**Given request**
Without the pictures, write out all the lines below exactly as they appear.

**Material for the task**
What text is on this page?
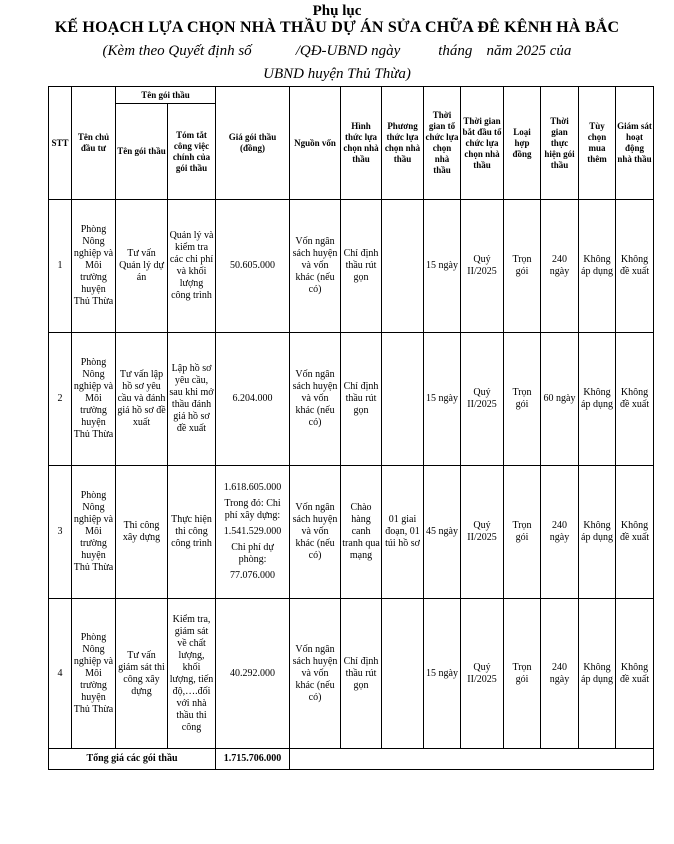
Phụ lục
KẾ HOẠCH LỰA CHỌN NHÀ THẦU DỰ ÁN SỬA CHỮA ĐÊ KÊNH HÀ BẮC
(Kèm theo Quyết định số	/QĐ-UBND ngày	tháng năm 2025 của
UBND huyện Thủ Thừa)
STT	Tên chủ đầu tư	Tên gói thầu		Giá gói thầu (đồng)	Nguồn vốn	Hình thức lựa chọn nhà thầu	Phương thức lựa chọn nhà thầu	Thời gian tổ chức lựa chọn nhà thầu	Thời gian bắt đầu tổ chức lựa chọn nhà thầu	Loại hợp đồng	Thời gian thực hiện gói thầu	Tùy chọn mua thêm	Giám sát hoạt động nhà thầu
		Tên gói thầu	Tóm tắt công việc chính của gói thầu										
1	Phòng Nông nghiệp và Môi trường huyện Thủ Thừa	Tư vấn Quản lý dự án	Quản lý và kiểm tra các chi phí và khối lượng công trình	50.605.000	Vốn ngân sách huyện và vốn khác (nếu có)	Chỉ định thầu rút gọn		15 ngày	Quý II/2025	Trọn gói	240 ngày	Không áp dụng	Không đề xuất
2	Phòng Nông nghiệp và Môi trường huyện Thủ Thừa	Tư vấn lập hồ sơ yêu cầu và đánh giá hồ sơ đề xuất	Lập hồ sơ yêu cầu, sau khi mở thầu đánh giá hồ sơ đề xuất	6.204.000	Vốn ngân sách huyện và vốn khác (nếu có)	Chỉ định thầu rút gọn		15 ngày	Quý II/2025	Trọn gói	60 ngày	Không áp dụng	Không đề xuất
3	Phòng Nông nghiệp và Môi trường huyện Thủ Thừa	Thi công xây dựng	Thực hiện thi công công trình	1.618.605.000
Trong đó: Chi phí xây dựng:
1.541.529.000
Chi phí dự phòng:
77.076.000	Vốn ngân sách huyện và vốn khác (nếu có)	Chào hàng canh tranh qua mạng	01 giai đoạn, 01 túi hồ sơ	45 ngày	Quý II/2025	Trọn gói	240 ngày	Không áp dụng	Không đề xuất
4	Phòng Nông nghiệp và Môi trường huyện Thủ Thừa	Tư vấn giám sát thi công xây dựng	Kiểm tra, giám sát về chất lượng, khối lượng, tiến độ,….đối với nhà thầu thi công	40.292.000	Vốn ngân sách huyện và vốn khác (nếu có)	Chỉ định thầu rút gọn		15 ngày	Quý II/2025	Trọn gói	240 ngày	Không áp dụng	Không đề xuất
Tổng giá các gói thầu				1.715.706.000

**Answer**
What text is on this page?
Phụ lục
KẾ HOẠCH LỰA CHỌN NHÀ THẦU DỰ ÁN SỬA CHỮA ĐÊ KÊNH HÀ BẮC
(Kèm theo Quyết định số	/QĐ-UBND ngày	tháng năm 2025 của
UBND huyện Thủ Thừa)
STT	Tên chủ đầu tư	Tên gói thầu		Giá gói thầu (đồng)	Nguồn vốn	Hình thức lựa chọn nhà thầu	Phương thức lựa chọn nhà thầu	Thời gian tổ chức lựa chọn nhà thầu	Thời gian bắt đầu tổ chức lựa chọn nhà thầu	Loại hợp đồng	Thời gian thực hiện gói thầu	Tùy chọn mua thêm	Giám sát hoạt động nhà thầu
		Tên gói thầu	Tóm tắt công việc chính của gói thầu										
1	Phòng Nông nghiệp và Môi trường huyện Thủ Thừa	Tư vấn Quản lý dự án	Quản lý và kiểm tra các chi phí và khối lượng công trình	50.605.000	Vốn ngân sách huyện và vốn khác (nếu có)	Chỉ định thầu rút gọn		15 ngày	Quý II/2025	Trọn gói	240 ngày	Không áp dụng	Không đề xuất
2	Phòng Nông nghiệp và Môi trường huyện Thủ Thừa	Tư vấn lập hồ sơ yêu cầu và đánh giá hồ sơ đề xuất	Lập hồ sơ yêu cầu, sau khi mở thầu đánh giá hồ sơ đề xuất	6.204.000	Vốn ngân sách huyện và vốn khác (nếu có)	Chỉ định thầu rút gọn		15 ngày	Quý II/2025	Trọn gói	60 ngày	Không áp dụng	Không đề xuất
3	Phòng Nông nghiệp và Môi trường huyện Thủ Thừa	Thi công xây dựng	Thực hiện thi công công trình	1.618.605.000
Trong đó: Chi phí xây dựng:
1.541.529.000
Chi phí dự phòng:
77.076.000	Vốn ngân sách huyện và vốn khác (nếu có)	Chào hàng canh tranh qua mạng	01 giai đoạn, 01 túi hồ sơ	45 ngày	Quý II/2025	Trọn gói	240 ngày	Không áp dụng	Không đề xuất
4	Phòng Nông nghiệp và Môi trường huyện Thủ Thừa	Tư vấn giám sát thi công xây dựng	Kiểm tra, giám sát về chất lượng, khối lượng, tiến độ,….đối với nhà thầu thi công	40.292.000	Vốn ngân sách huyện và vốn khác (nếu có)	Chỉ định thầu rút gọn		15 ngày	Quý II/2025	Trọn gói	240 ngày	Không áp dụng	Không đề xuất
Tổng giá các gói thầu				1.715.706.000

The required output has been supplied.